_Dataset entries_.
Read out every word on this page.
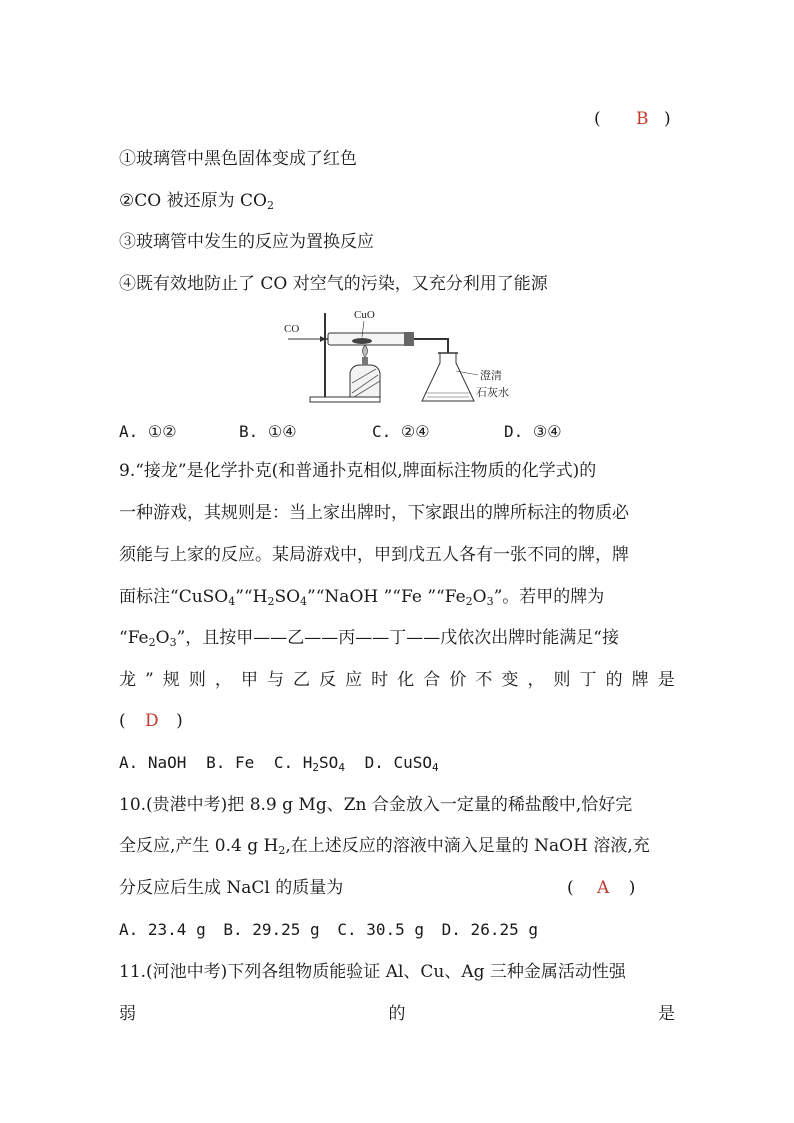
( B )
①玻璃管中黑色固体变成了红色
②CO 被还原为 $CO_2$
③玻璃管中发生的反应为置换反应
④既有效地防止了 CO 对空气的污染，又充分利用了能源
CO
CuO
澄清
石灰水
A. ①②	B. ①④	C. ②④	D. ③④
9.“接龙”是化学扑克(和普通扑克相似,牌面标注物质的化学式)的
一种游戏，其规则是：当上家出牌时，下家跟出的牌所标注的物质必
须能与上家的反应。某局游戏中，甲到戊五人各有一张不同的牌，牌
面标注“$CuSO_4”“H_2SO_4”“NaOH$ ”“Fe $”“Fe_2O_3$”。若甲的牌为
“$Fe_2O_3$”，且按甲——乙——丙——丁——戊依次出牌时能满足“接
龙 ” 规 则 ， 甲 与 乙 反 应 时 化 合 价 不 变 ， 则 丁 的 牌 是
( D )
A. NaOH B. Fe C. $H_2SO_4$ D. CuSO$_4$
10.(贵港中考)把 8.9 g Mg、Zn 合金放入一定量的稀盐酸中,恰好完
全反应,产生 0.4 g $H_2$,在上述反应的溶液中滴入足量的 NaOH 溶液,充
分反应后生成 NaCl 的质量为	( A )
A. 23.4 g B. 29.25 g C. 30.5 g D. 26.25 g
11.(河池中考)下列各组物质能验证 Al、Cu、Ag 三种金属活动性强
弱	的	是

_EXERCISE TASK_. Retype every record above exactly as written, but leave out the pictures.

_PROBLEM SOLUTION_.
Read out every word on this page.
( B )
①玻璃管中黑色固体变成了红色
②CO 被还原为 $CO_2$
③玻璃管中发生的反应为置换反应
④既有效地防止了 CO 对空气的污染，又充分利用了能源
CO
CuO
澄清
石灰水
A. ①②	B. ①④	C. ②④	D. ③④
9.“接龙”是化学扑克(和普通扑克相似,牌面标注物质的化学式)的
一种游戏，其规则是：当上家出牌时，下家跟出的牌所标注的物质必
须能与上家的反应。某局游戏中，甲到戊五人各有一张不同的牌，牌
面标注“$CuSO_4”“H_2SO_4”“NaOH$ ”“Fe $”“Fe_2O_3$”。若甲的牌为
“$Fe_2O_3$”，且按甲——乙——丙——丁——戊依次出牌时能满足“接
龙 ” 规 则 ， 甲 与 乙 反 应 时 化 合 价 不 变 ， 则 丁 的 牌 是
( D )
A. NaOH B. Fe C. $H_2SO_4$ D. CuSO$_4$
10.(贵港中考)把 8.9 g Mg、Zn 合金放入一定量的稀盐酸中,恰好完
全反应,产生 0.4 g $H_2$,在上述反应的溶液中滴入足量的 NaOH 溶液,充
分反应后生成 NaCl 的质量为	( A )
A. 23.4 g B. 29.25 g C. 30.5 g D. 26.25 g
11.(河池中考)下列各组物质能验证 Al、Cu、Ag 三种金属活动性强
弱	的	是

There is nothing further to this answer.